* begin RECORDS FOR THE EXERCISE *

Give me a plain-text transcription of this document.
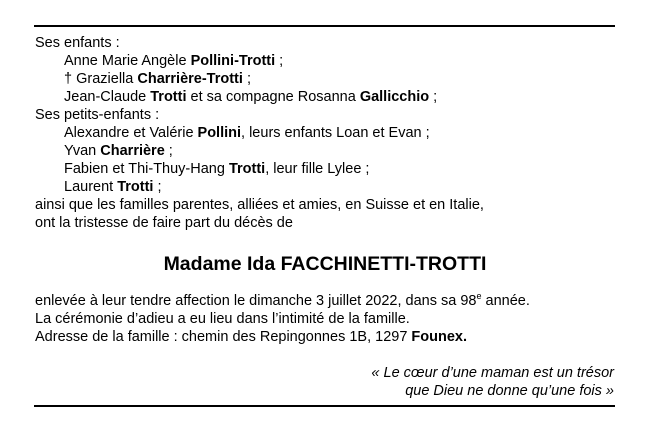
Ses enfants :
Anne Marie Angèle Pollini-Trotti ;
† Graziella Charrière-Trotti ;
Jean-Claude Trotti et sa compagne Rosanna Gallicchio ;
Ses petits-enfants :
Alexandre et Valérie Pollini, leurs enfants Loan et Evan ;
Yvan Charrière ;
Fabien et Thi-Thuy-Hang Trotti, leur fille Lylee ;
Laurent Trotti ;
ainsi que les familles parentes, alliées et amies, en Suisse et en Italie,
ont la tristesse de faire part du décès de
Madame Ida FACCHINETTI-TROTTI
enlevée à leur tendre affection le dimanche 3 juillet 2022, dans sa 98e année.
La cérémonie d’adieu a eu lieu dans l’intimité de la famille.
Adresse de la famille : chemin des Repingonnes 1B, 1297 Founex.
« Le cœur d’une maman est un trésor
que Dieu ne donne qu’une fois »
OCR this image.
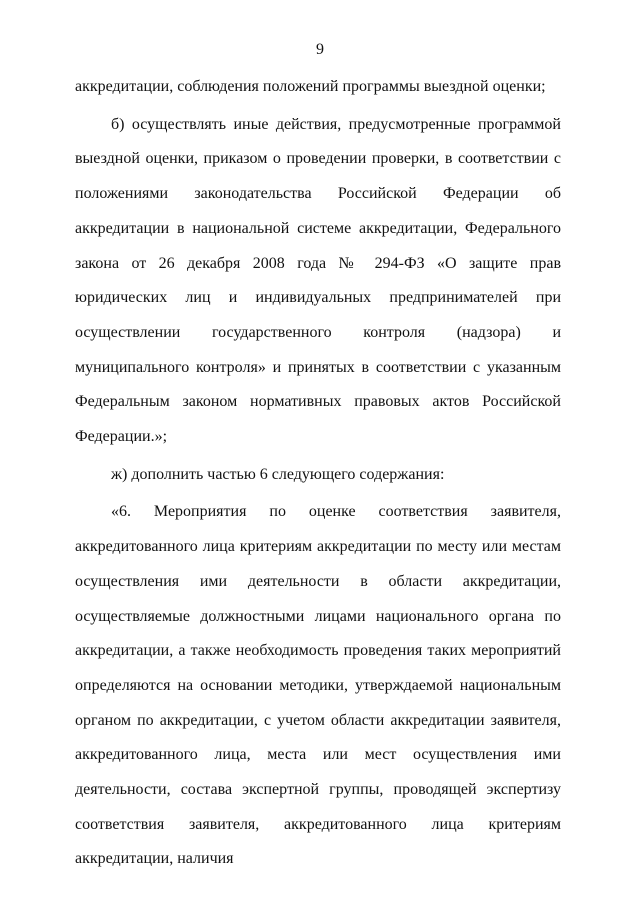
9

аккредитации, соблюдения положений программы выездной оценки;

б) осуществлять иные действия, предусмотренные программой выездной оценки, приказом о проведении проверки, в соответствии с положениями законодательства Российской Федерации об аккредитации в национальной системе аккредитации, Федерального закона от 26 декабря 2008 года № 294-ФЗ «О защите прав юридических лиц и индивидуальных предпринимателей при осуществлении государственного контроля (надзора) и муниципального контроля» и принятых в соответствии с указанным Федеральным законом нормативных правовых актов Российской Федерации.»;

ж) дополнить частью 6 следующего содержания:

«6. Мероприятия по оценке соответствия заявителя, аккредитованного лица критериям аккредитации по месту или местам осуществления ими деятельности в области аккредитации, осуществляемые должностными лицами национального органа по аккредитации, а также необходимость проведения таких мероприятий определяются на основании методики, утверждаемой национальным органом по аккредитации, с учетом области аккредитации заявителя, аккредитованного лица, места или мест осуществления ими деятельности, состава экспертной группы, проводящей экспертизу соответствия заявителя, аккредитованного лица критериям аккредитации, наличия
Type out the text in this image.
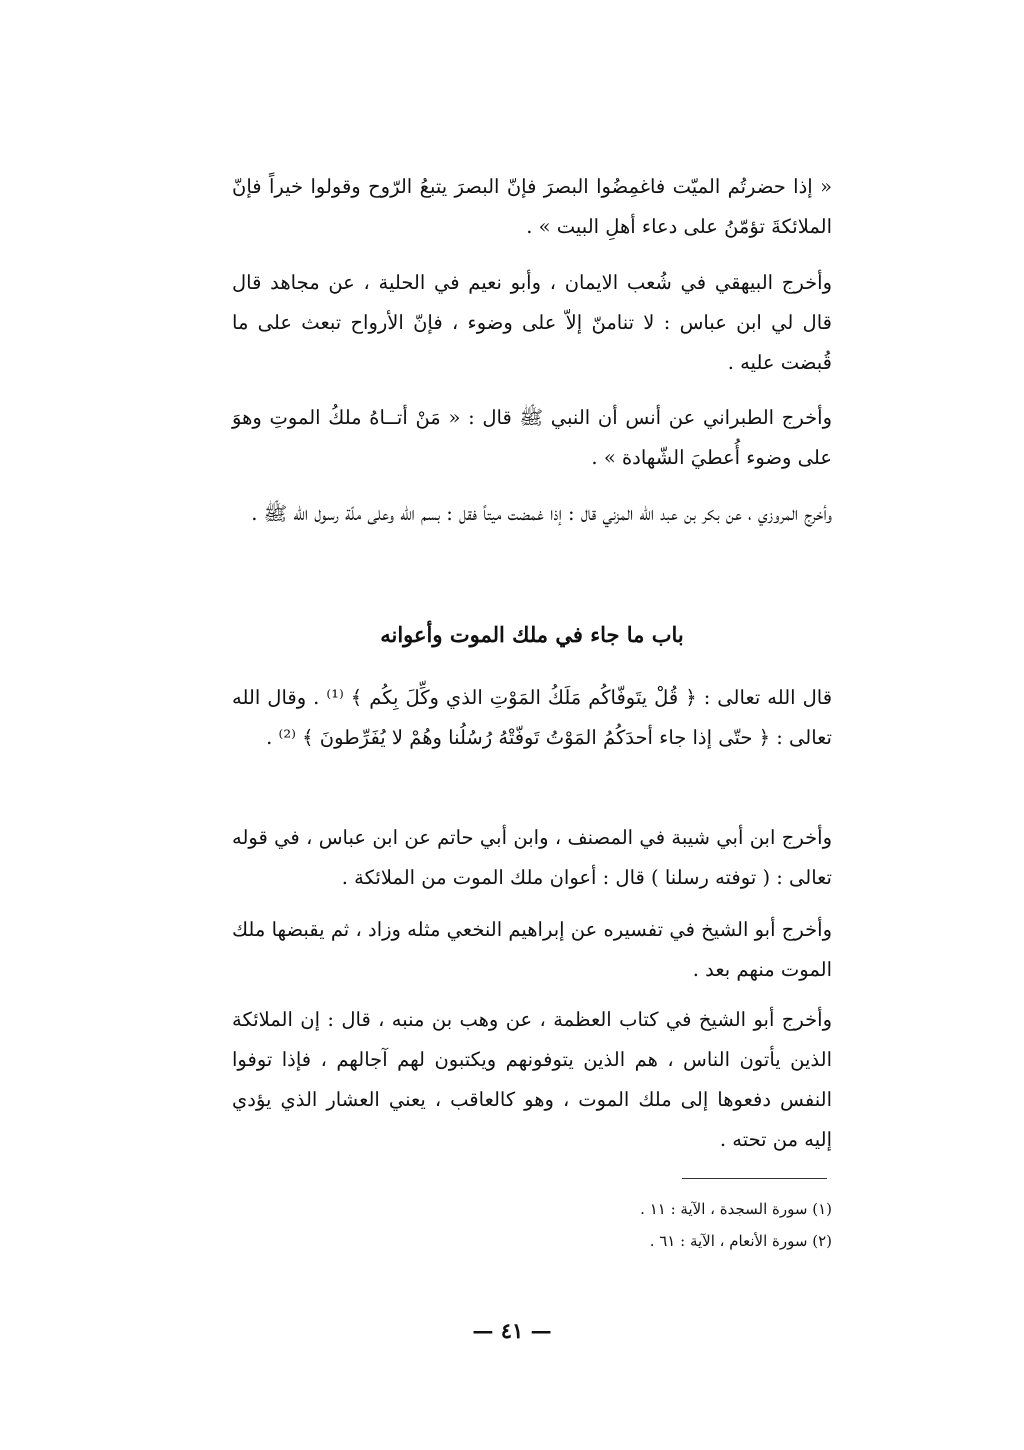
« إذا حضرتُم الميّت فاغمِضُوا البصرَ فإنّ البصرَ يتبعُ الرّوح وقولوا خيراً فإنّ الملائكةَ تؤمّنُ على دعاء أهلِ البيت » .

وأخرج البيهقي في شُعب الايمان ، وأبو نعيم في الحلية ، عن مجاهد قال قال لي ابن عباس : لا تنامنّ إلاّ على وضوء ، فإنّ الأرواح تبعث على ما قُبضت عليه .

وأخرج الطبراني عن أنس أن النبي ﷺ قال : « مَنْ أتــاهُ ملكُ الموتِ وهوَ على وضوء أُعطيَ الشّهادة » .

وأخرج المروزي ، عن بكر بن عبد الله المزني قال : إذا غمضت ميتاً فقل : بسم الله وعلى ملّة رسول الله ﷺ .

باب ما جاء في ملك الموت وأعوانه

قال الله تعالى : ﴿ قُلْ يتَوفّاكُم مَلَكُ المَوْتِ الذي وكِّلَ بِكُم ﴾ ⁽¹⁾ . وقال الله تعالى : ﴿ حتّى إذا جاء أحدَكُمُ المَوْتُ تَوفّتْهُ رُسُلُنا وهُمْ لا يُفَرِّطونَ ﴾ ⁽²⁾ .

وأخرج ابن أبي شيبة في المصنف ، وابن أبي حاتم عن ابن عباس ، في قوله تعالى : ( توفته رسلنا ) قال : أعوان ملك الموت من الملائكة .

وأخرج أبو الشيخ في تفسيره عن إبراهيم النخعي مثله وزاد ، ثم يقبضها ملك الموت منهم بعد .

وأخرج أبو الشيخ في كتاب العظمة ، عن وهب بن منبه ، قال : إن الملائكة الذين يأتون الناس ، هم الذين يتوفونهم ويكتبون لهم آجالهم ، فإذا توفوا النفس دفعوها إلى ملك الموت ، وهو كالعاقب ، يعني العشار الذي يؤدي إليه من تحته .

(١) سورة السجدة ، الآية : ١١ .

(٢) سورة الأنعام ، الآية : ٦١ .

— ٤١ —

* end RECORDS FOR THE EXERCISE *

§ **EXERCISE PROMPT**
Find the lines holding "dans" and list every one.

§ **ANSWER TO THIS TASK**
enlevée à leur tendre affection le dimanche 3 juillet 2022, dans sa 98e année.
La cérémonie d’adieu a eu lieu dans l’intimité de la famille.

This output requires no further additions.